→ **提示文**:
☆ ☆ ☆ ☆ ☆ ☆ ☆
知る人ぞ知るナショナルセミコンダクターのCPUである SC/MPに関して書いたのですが、この会社のCPUについては続きがあります。

愛され嫌われたCPU - SC/MP

最初の32ビットCPUとも言えるかもしれない16032は、1980年頃にはリリースされていたようです。データバスは16ビットですがアドレスバスは24ビットあり、32ビットの8つの汎用レジスタを持つ32ビット・アーキテクチャの命令セットを持っていました。アセンブラでコードを書いたりコンパイラを作成する立場から見れば、VAXなどのミニコンに似た豊富なレジスタと複雑なアドレッシングモードを持つ命令セットは、憧れすら感じるものでした。このチップを活用するためにFPUやMMU、DMACなども用意して、これらを組み合わせることでミニコンと同じようにマルチタスクOSを動作させることのできる能力を持っていました。

NS320xx

NS32000

問題なのは、このチップには多くのバグがあり、それを避けるためにクロックを遅くしたり、特定の命令の組み合わせを回避する必要があって、実用には耐えなかったことです。その後も修正と高速化に取り組み後継のチップをリリースしたのですが、その頃にはターゲットとするマーケットにはモトローラのMC68000が広く使われていました。
☆ ☆ ☆ ☆ ☆ ☆ ☆
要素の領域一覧
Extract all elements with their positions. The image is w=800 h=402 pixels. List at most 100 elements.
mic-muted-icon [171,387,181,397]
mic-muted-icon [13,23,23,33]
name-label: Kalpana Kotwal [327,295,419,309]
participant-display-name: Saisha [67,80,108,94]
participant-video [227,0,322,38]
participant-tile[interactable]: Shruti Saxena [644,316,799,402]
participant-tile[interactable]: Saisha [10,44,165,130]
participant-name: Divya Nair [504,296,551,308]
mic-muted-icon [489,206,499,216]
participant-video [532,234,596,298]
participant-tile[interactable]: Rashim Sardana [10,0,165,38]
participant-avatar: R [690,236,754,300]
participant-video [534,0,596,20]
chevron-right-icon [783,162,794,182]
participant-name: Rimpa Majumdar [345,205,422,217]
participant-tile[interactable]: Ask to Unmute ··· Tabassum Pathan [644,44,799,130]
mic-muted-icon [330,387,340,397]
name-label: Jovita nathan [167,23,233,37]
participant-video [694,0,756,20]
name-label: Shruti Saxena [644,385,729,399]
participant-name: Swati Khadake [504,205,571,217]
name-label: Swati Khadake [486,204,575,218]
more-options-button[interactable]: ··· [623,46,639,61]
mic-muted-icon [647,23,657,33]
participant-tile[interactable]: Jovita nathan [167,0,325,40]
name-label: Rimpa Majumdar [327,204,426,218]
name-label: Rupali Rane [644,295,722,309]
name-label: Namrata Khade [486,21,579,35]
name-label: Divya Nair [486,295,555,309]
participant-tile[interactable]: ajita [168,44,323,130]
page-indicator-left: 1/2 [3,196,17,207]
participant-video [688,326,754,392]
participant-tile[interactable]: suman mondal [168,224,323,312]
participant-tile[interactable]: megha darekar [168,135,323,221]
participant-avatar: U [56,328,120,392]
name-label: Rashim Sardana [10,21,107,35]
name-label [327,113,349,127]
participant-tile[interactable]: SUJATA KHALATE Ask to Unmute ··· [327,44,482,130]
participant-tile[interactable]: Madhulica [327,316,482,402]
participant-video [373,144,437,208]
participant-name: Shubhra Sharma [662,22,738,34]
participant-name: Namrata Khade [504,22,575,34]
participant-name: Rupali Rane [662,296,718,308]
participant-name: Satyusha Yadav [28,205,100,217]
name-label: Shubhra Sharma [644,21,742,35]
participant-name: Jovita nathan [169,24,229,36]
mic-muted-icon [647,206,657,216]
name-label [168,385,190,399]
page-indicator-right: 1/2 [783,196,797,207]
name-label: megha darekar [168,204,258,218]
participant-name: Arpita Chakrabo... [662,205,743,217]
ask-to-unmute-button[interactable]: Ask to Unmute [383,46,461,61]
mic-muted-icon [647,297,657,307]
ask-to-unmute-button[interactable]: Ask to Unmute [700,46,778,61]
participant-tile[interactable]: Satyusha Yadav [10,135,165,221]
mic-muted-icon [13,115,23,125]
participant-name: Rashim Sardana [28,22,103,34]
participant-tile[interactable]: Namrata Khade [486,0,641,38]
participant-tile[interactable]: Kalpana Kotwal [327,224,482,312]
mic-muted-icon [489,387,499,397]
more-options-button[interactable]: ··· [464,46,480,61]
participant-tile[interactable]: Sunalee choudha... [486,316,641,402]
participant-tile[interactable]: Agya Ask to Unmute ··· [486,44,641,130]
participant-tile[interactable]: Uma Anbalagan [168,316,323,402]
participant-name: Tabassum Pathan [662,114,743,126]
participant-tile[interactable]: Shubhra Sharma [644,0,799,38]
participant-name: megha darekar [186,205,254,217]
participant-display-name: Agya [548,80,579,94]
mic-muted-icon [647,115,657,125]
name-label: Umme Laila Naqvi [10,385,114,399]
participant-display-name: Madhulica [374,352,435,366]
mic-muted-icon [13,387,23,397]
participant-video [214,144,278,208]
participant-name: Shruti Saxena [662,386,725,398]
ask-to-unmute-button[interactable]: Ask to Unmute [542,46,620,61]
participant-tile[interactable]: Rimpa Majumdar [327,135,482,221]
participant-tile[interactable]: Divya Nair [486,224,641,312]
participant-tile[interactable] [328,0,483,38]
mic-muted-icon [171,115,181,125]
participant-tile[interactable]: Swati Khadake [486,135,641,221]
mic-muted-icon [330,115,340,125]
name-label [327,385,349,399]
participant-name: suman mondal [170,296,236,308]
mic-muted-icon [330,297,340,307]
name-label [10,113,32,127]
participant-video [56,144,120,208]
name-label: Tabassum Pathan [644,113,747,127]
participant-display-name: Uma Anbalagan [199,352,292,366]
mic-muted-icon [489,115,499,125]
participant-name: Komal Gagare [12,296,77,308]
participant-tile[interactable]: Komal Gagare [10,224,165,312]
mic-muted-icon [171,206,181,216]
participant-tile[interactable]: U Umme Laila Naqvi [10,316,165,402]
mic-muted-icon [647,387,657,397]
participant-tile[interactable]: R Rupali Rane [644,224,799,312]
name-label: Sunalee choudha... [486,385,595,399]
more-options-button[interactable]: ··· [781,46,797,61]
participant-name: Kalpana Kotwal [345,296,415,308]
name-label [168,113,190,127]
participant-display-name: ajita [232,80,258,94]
☆ ☆ ☆ ☆ ☆ ☆ ☆
→ **作業指示 1**:
次の(a)〜(c)が提示文の内容と一致するかを、それぞれ「はい」か「いいえ」で答えよ。判断の決め手となる提示文の語句をそのまま引用して添えること。
(a) 16032のデータバスは24ビットである。
(b) 16032は32ビットの汎用レジスタを8つ備えていた。
(c) 後継チップが出た頃、ターゲット市場ではモトローラのMC68000が広く使われていた。
→ **作業指示 2**: 提示文によると、16032ではクロックを遅くしたり特定の命令の組み合わせを回避したりする必要があった。その理由を1〜3文で説明せよ。
→ **作業指示 3**: 16032を扱う提示文を、最後の文の直後から再開して書き継げ。

→ **解答 1**:
(a) いいえ。「データバスは16ビットですがアドレスバスは24ビットあり」
(b) はい。「32ビットの8つの汎用レジスタを持つ」
(c) はい。「その頃にはターゲットとするマーケットにはモトローラのMC68000が広く使われていました」

→ **解答 2**: このチップには多くのバグがあり、それを避けるためにクロックの低速化や特定の命令の組み合わせの回避が必要だった。そのため、16032は実用には耐えなかったとされている。

→ **解答 3**:
The Web Site to Remember National Semiconductor's Series 32000 Family

ややこしいことにマーケッティングの都合で、32ビットであることを強調するためか途中から既存のチップも含めて名称を16032から32016に改名されました。結局、複雑なアーキテクチャが仇にもなり高速化に手間取ったために、何とか追いついた頃にはRISCチップが台頭していて、結局、ハイエンドな組み込み向けに舵を切りました。しかし時すでに遅し感が強く幻のCPUとなってしまいました。

人知れず消えていったマイナーCPUを語ろう(第3回):68000、386、RISC攻勢の陰で生きて消えたNS 32000ファミリー(大原雄介)

どうしてこんなCPUを、こんな状態でリリースしたのかと思うのですが、ナショナルセミコンダクターという会社がもともとエンジニアが勤めていた半導体メーカーから独立したベンチャーで、当初から揉め事が多く、その中でいわゆる立派な企業になるためにアレコレと無理をし続けた結果かもしれません。技術力だけでは生き残れないのですよね。半導体業界の競争は厳しいもので、結局2011年にはTIに買収され今に至ります。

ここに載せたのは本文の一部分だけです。